[Stored entries]
-------

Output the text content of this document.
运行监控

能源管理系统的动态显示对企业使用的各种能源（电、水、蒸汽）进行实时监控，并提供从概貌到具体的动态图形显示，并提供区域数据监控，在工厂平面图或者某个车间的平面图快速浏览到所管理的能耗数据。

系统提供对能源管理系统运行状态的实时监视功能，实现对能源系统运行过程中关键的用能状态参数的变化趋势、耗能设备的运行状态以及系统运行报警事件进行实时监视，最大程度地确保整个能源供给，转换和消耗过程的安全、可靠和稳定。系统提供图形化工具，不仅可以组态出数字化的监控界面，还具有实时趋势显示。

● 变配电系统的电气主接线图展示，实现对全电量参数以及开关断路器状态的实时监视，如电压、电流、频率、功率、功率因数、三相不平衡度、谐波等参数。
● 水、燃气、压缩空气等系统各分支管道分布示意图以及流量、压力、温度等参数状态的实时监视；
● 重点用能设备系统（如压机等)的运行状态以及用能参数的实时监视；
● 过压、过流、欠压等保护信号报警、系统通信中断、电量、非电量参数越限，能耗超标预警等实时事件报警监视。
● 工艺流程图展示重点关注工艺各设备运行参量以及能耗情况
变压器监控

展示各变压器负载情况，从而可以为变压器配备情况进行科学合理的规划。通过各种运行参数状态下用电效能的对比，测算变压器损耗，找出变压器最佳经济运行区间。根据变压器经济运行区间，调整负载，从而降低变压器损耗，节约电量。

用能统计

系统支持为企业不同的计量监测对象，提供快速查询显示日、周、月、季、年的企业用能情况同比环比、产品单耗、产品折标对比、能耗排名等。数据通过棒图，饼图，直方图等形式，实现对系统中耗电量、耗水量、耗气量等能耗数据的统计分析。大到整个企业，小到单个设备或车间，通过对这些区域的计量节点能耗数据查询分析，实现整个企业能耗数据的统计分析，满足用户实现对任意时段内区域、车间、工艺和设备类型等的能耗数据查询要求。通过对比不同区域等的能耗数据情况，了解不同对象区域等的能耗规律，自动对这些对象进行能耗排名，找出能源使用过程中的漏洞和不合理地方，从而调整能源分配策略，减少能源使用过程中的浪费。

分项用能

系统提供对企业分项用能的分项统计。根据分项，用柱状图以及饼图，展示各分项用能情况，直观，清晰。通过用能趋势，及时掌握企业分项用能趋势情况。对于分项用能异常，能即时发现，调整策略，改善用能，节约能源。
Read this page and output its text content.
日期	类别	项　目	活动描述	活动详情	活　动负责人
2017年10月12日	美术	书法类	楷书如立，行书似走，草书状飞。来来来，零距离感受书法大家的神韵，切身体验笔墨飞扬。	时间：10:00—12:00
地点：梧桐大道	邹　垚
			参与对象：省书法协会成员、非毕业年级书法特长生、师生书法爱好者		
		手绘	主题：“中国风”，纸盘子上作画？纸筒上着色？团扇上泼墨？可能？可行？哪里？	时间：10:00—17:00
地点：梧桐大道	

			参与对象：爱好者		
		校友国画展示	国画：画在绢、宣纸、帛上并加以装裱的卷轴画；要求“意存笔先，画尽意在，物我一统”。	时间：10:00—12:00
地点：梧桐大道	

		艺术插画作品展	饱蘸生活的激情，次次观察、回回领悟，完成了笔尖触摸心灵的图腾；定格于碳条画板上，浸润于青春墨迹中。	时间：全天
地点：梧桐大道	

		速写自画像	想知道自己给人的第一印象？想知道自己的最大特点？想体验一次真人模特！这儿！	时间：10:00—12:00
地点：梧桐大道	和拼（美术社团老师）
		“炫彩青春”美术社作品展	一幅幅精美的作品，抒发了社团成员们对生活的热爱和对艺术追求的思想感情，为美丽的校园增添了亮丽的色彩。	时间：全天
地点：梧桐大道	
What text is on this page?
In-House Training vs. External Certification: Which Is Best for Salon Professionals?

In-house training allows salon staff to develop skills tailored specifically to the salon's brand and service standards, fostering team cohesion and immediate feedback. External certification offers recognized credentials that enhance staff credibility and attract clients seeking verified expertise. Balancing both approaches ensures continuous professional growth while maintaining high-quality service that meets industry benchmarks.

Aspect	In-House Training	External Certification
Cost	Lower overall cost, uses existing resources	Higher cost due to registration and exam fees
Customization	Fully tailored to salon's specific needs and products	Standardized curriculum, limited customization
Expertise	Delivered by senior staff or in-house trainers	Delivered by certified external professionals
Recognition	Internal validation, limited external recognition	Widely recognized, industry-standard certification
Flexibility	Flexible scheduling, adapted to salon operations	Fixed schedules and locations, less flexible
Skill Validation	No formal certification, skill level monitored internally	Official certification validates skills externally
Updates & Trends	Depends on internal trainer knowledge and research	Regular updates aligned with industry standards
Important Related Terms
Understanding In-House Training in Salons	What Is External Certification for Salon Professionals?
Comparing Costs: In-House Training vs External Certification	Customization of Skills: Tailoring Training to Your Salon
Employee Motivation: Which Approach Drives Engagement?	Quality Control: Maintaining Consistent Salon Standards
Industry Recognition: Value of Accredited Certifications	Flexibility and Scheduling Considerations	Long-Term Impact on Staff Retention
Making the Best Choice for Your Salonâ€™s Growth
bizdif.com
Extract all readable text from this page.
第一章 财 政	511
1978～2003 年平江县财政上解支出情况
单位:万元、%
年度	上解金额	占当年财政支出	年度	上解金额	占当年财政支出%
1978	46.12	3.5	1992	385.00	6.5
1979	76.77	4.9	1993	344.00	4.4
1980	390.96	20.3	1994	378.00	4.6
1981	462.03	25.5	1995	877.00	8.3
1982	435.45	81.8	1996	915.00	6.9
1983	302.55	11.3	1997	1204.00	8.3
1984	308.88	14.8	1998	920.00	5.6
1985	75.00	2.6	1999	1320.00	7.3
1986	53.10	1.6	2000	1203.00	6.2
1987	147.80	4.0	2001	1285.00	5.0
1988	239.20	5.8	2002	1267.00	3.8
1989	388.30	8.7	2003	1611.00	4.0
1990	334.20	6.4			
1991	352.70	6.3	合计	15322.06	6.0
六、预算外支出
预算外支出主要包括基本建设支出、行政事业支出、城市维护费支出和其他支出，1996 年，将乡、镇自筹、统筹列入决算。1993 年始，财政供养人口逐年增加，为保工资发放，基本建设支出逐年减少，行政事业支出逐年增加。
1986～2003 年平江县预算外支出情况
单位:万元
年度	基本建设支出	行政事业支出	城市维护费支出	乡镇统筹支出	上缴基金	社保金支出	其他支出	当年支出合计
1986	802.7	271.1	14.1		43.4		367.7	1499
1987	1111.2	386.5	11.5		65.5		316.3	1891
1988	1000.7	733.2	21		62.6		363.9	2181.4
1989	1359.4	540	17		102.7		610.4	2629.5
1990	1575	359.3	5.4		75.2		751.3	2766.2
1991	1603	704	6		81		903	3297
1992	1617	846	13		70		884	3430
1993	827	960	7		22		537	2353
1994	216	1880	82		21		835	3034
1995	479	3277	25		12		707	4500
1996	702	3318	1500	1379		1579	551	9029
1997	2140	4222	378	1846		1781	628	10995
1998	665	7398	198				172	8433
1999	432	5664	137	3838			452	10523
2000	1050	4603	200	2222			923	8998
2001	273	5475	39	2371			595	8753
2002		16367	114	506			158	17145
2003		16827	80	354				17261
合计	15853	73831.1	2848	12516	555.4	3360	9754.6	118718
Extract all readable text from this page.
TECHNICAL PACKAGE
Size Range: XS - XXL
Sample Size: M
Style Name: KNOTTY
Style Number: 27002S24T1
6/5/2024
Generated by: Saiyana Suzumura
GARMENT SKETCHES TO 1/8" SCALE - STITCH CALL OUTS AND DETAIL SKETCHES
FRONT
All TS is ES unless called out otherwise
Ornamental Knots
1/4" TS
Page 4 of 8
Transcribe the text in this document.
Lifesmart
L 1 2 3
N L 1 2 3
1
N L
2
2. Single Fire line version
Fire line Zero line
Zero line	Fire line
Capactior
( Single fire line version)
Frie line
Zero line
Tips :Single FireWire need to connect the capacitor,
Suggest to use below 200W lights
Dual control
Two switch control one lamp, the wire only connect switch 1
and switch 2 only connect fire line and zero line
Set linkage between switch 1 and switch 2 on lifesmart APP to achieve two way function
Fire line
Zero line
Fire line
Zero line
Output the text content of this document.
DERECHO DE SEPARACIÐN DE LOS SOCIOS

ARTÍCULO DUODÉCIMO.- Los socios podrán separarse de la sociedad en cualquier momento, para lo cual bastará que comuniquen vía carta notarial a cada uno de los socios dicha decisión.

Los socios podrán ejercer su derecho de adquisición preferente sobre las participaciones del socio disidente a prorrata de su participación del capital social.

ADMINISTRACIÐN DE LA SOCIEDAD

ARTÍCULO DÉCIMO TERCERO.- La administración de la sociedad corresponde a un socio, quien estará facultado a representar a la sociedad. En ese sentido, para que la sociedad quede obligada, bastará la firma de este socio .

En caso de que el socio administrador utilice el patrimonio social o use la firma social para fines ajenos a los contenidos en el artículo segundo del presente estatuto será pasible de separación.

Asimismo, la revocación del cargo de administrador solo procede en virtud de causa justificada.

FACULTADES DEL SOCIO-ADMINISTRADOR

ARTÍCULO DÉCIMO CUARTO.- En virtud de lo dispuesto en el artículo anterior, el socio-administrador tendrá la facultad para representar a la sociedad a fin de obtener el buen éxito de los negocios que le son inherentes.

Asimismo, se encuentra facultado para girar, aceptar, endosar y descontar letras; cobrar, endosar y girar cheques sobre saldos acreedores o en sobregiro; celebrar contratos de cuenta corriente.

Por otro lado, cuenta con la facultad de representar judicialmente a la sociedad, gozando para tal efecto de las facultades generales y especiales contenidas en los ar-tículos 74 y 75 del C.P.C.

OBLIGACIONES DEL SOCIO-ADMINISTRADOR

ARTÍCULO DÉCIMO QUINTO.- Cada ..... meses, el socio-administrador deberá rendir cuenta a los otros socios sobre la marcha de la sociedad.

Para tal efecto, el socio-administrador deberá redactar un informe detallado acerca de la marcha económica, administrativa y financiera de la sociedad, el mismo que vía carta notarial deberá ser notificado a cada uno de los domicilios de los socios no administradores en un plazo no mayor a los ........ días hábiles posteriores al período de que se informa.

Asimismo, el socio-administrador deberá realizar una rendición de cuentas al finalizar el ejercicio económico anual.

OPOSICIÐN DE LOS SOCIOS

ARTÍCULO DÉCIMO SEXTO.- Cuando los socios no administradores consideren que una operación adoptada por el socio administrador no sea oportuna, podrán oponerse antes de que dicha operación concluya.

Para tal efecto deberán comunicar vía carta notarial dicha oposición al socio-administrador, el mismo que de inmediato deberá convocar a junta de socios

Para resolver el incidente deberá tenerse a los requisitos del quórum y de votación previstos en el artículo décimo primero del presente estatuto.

-------

_Instruction_
In the listing, find each line with the string "Recognition" and copy it.

_Task output_
Recognition	Internal validation, limited external recognition	Widely recognized, industry-standard certification
Industry Recognition: Value of Accredited Certifications	Flexibility and Scheduling Considerations	Long-Term Impact on Staff Retention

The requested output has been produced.